=== SELECTED PASSAGE ===
Start

The aluminium products of MAW Mansfelder Aluminiumwerke are sold to distributors, as well as end-users, principally for use by industrial and commercial fabricators of aluminium products whereas the aluminium products of AFM Aluminiumfolie Merseburg are sold exclusively to industrial fabricators.

 

General and administrative expenses for the six months ended June 30, 2007 were $2.9 million, compared to $2.8 million in the same period in 2006.

 

In July 2007, the German tax authority announced a change of the Corporation tax rate, effective January 1, 2008, whereby the tax rate will be reduced from 25% to 15%. As a result, we have reduced our deferred tax assets by $206,000 to reflect this change.

 

 

 

13

 



 

 

We reported a net income of $0.2 million, or $0.01 per common share, for the six months ended June 30, 2007, compared to a net loss of $1.0 million, or $0.05 per common share, in the same period in 2006.

 

Results of Operations – Three Months Ended June 30, 2007

 

Net product sales for the three months ended June 30, 2007 were $29.4 million, compared to $24.7 million in the same period in 2006. Cost of goods sold for the three months ended June 30, 2007 were $27.6 million, compared to $23.5 million in the same period in 2006.

 

All of our revenues during the quarter ended June 30, 2007 were generated by our two aluminium rolling mills.

End

=== AIM ===
Transcribe the financial report excerpt above word for word, keeping every figure and line unchanged.

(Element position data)
Start

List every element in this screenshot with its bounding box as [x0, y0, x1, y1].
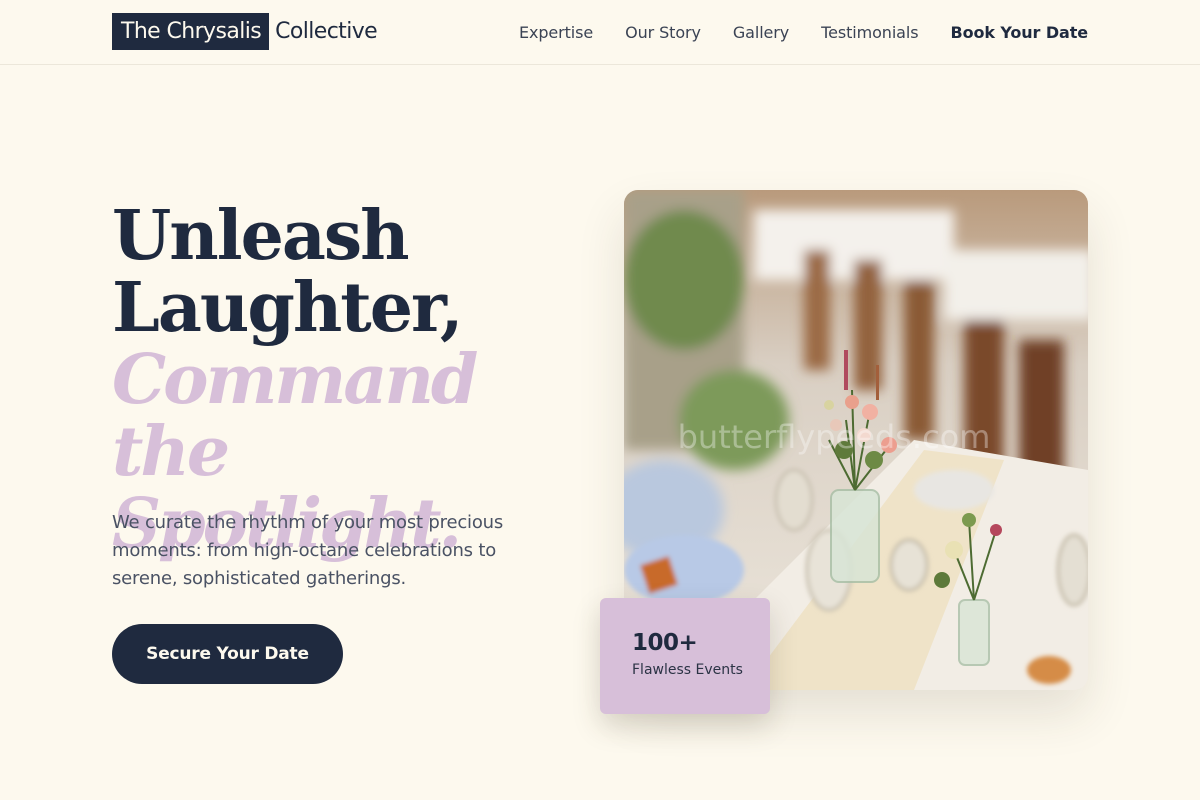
secure-your-date-button[interactable]: Secure Your Date	[112, 624, 343, 684]
site-header: The Chrysalis Collective Expertise Our S…	[0, 0, 1200, 65]
photo-watermark: butterflypeeds.com	[678, 418, 991, 456]
hero-subtext: We curate the rhythm of your most precio…	[112, 512, 504, 589]
nav-book-your-date[interactable]: Book Your Date	[950, 23, 1088, 42]
headline-line-1: Unleash	[112, 196, 410, 276]
main-nav: Expertise Our Story Gallery Testimonials…	[519, 0, 1088, 64]
headline-line-2: Laughter,	[112, 268, 464, 348]
headline-accent-line-1: Command the	[112, 340, 478, 492]
logo-boxed-text: The Chrysalis	[112, 13, 270, 50]
nav-expertise[interactable]: Expertise	[519, 23, 593, 42]
nav-our-story[interactable]: Our Story	[625, 23, 701, 42]
hero-headline: Unleash Laughter, Command the Spotlight.	[112, 200, 592, 560]
site-logo[interactable]: The Chrysalis Collective	[112, 13, 378, 50]
logo-text: Collective	[275, 19, 378, 44]
stat-card: 100+ Flawless Events	[600, 598, 770, 714]
stat-number: 100+	[632, 630, 698, 656]
nav-gallery[interactable]: Gallery	[733, 23, 789, 42]
nav-testimonials[interactable]: Testimonials	[821, 23, 918, 42]
stat-label: Flawless Events	[632, 662, 743, 678]
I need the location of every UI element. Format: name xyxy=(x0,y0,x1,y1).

End

=== OUTPUT ===
The aluminium products of MAW Mansfelder Aluminiumwerke are sold to distributors, as well as end-users, principally for use by industrial and commercial fabricators of aluminium products whereas the aluminium products of AFM Aluminiumfolie Merseburg are sold exclusively to industrial fabricators.

 

General and administrative expenses for the six months ended June 30, 2007 were $2.9 million, compared to $2.8 million in the same period in 2006.

 

In July 2007, the German tax authority announced a change of the Corporation tax rate, effective January 1, 2008, whereby the tax rate will be reduced from 25% to 15%. As a result, we have reduced our deferred tax assets by $206,000 to reflect this change.

 

 

 

13

 



 

 

We reported a net income of $0.2 million, or $0.01 per common share, for the six months ended June 30, 2007, compared to a net loss of $1.0 million, or $0.05 per common share, in the same period in 2006.

 

Results of Operations – Three Months Ended June 30, 2007

 

Net product sales for the three months ended June 30, 2007 were $29.4 million, compared to $24.7 million in the same period in 2006. Cost of goods sold for the three months ended June 30, 2007 were $27.6 million, compared to $23.5 million in the same period in 2006.

 

All of our revenues during the quarter ended June 30, 2007 were generated by our two aluminium rolling mills.